▶ [Recorded data]
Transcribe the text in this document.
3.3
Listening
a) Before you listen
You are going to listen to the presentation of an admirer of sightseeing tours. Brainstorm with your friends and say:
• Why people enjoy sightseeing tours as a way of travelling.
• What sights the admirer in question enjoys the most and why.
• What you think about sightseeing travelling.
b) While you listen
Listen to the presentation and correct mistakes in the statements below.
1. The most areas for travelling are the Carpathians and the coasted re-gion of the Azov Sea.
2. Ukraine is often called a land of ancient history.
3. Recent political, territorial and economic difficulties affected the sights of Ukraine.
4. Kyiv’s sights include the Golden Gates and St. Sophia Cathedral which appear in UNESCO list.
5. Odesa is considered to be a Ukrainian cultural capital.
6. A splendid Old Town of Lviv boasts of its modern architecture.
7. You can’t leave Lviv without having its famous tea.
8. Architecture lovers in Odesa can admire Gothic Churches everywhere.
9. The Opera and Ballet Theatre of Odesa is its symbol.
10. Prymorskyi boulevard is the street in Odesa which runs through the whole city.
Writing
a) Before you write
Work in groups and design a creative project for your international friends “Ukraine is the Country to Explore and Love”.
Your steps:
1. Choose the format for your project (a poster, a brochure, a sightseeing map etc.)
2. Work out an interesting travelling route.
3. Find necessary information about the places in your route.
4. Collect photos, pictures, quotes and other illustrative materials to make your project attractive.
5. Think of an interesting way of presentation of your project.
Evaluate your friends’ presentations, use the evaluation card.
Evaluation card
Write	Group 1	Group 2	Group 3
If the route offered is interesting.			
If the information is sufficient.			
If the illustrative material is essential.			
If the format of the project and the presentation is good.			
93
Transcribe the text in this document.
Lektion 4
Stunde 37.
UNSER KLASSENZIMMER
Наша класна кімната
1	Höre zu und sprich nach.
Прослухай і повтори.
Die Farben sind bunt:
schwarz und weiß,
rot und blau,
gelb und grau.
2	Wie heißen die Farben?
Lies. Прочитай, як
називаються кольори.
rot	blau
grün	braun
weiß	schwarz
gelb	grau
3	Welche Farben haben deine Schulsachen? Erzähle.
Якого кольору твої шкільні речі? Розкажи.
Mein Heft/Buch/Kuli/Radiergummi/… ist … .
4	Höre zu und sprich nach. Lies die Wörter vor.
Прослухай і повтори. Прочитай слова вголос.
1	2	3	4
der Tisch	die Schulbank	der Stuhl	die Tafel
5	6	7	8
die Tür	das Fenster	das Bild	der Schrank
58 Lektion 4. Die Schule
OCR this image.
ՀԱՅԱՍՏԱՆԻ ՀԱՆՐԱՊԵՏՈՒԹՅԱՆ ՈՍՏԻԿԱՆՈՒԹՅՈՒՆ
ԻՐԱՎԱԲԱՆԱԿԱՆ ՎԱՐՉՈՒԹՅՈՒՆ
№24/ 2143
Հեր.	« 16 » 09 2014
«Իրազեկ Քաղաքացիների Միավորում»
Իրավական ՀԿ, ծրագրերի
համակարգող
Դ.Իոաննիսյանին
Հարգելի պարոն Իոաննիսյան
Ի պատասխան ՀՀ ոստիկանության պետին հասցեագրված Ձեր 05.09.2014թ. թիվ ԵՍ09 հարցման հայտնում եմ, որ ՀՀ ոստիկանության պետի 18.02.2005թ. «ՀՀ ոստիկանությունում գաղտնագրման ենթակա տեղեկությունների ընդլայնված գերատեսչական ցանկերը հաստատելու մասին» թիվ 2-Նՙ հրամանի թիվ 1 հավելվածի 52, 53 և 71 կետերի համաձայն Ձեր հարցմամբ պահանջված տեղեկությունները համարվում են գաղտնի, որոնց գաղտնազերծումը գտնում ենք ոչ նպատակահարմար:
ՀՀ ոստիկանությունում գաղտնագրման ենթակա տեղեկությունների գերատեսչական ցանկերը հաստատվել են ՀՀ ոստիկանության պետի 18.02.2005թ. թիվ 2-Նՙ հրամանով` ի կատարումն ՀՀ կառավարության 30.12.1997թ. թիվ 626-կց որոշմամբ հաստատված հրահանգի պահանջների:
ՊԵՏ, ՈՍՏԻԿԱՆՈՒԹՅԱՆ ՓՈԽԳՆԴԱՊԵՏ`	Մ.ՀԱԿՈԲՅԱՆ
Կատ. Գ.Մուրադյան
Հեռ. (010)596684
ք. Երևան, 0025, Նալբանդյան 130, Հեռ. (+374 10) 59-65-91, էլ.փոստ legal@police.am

▶ [Task to complete] Set out exactly the run of lines that begins at the line holding "OCR this image." and ends at the last line of the data.

▶ [Answer]
OCR this image.
ՀԱՅԱՍՏԱՆԻ ՀԱՆՐԱՊԵՏՈՒԹՅԱՆ ՈՍՏԻԿԱՆՈՒԹՅՈՒՆ
ԻՐԱՎԱԲԱՆԱԿԱՆ ՎԱՐՉՈՒԹՅՈՒՆ
№24/ 2143
Հեր.	« 16 » 09 2014
«Իրազեկ Քաղաքացիների Միավորում»
Իրավական ՀԿ, ծրագրերի
համակարգող
Դ.Իոաննիսյանին
Հարգելի պարոն Իոաննիսյան
Ի պատասխան ՀՀ ոստիկանության պետին հասցեագրված Ձեր 05.09.2014թ. թիվ ԵՍ09 հարցման հայտնում եմ, որ ՀՀ ոստիկանության պետի 18.02.2005թ. «ՀՀ ոստիկանությունում գաղտնագրման ենթակա տեղեկությունների ընդլայնված գերատեսչական ցանկերը հաստատելու մասին» թիվ 2-Նՙ հրամանի թիվ 1 հավելվածի 52, 53 և 71 կետերի համաձայն Ձեր հարցմամբ պահանջված տեղեկությունները համարվում են գաղտնի, որոնց գաղտնազերծումը գտնում ենք ոչ նպատակահարմար:
ՀՀ ոստիկանությունում գաղտնագրման ենթակա տեղեկությունների գերատեսչական ցանկերը հաստատվել են ՀՀ ոստիկանության պետի 18.02.2005թ. թիվ 2-Նՙ հրամանով` ի կատարումն ՀՀ կառավարության 30.12.1997թ. թիվ 626-կց որոշմամբ հաստատված հրահանգի պահանջների:
ՊԵՏ, ՈՍՏԻԿԱՆՈՒԹՅԱՆ ՓՈԽԳՆԴԱՊԵՏ`	Մ.ՀԱԿՈԲՅԱՆ
Կատ. Գ.Մուրադյան
Հեռ. (010)596684
ք. Երևան, 0025, Նալբանդյան 130, Հեռ. (+374 10) 59-65-91, էլ.փոստ legal@police.am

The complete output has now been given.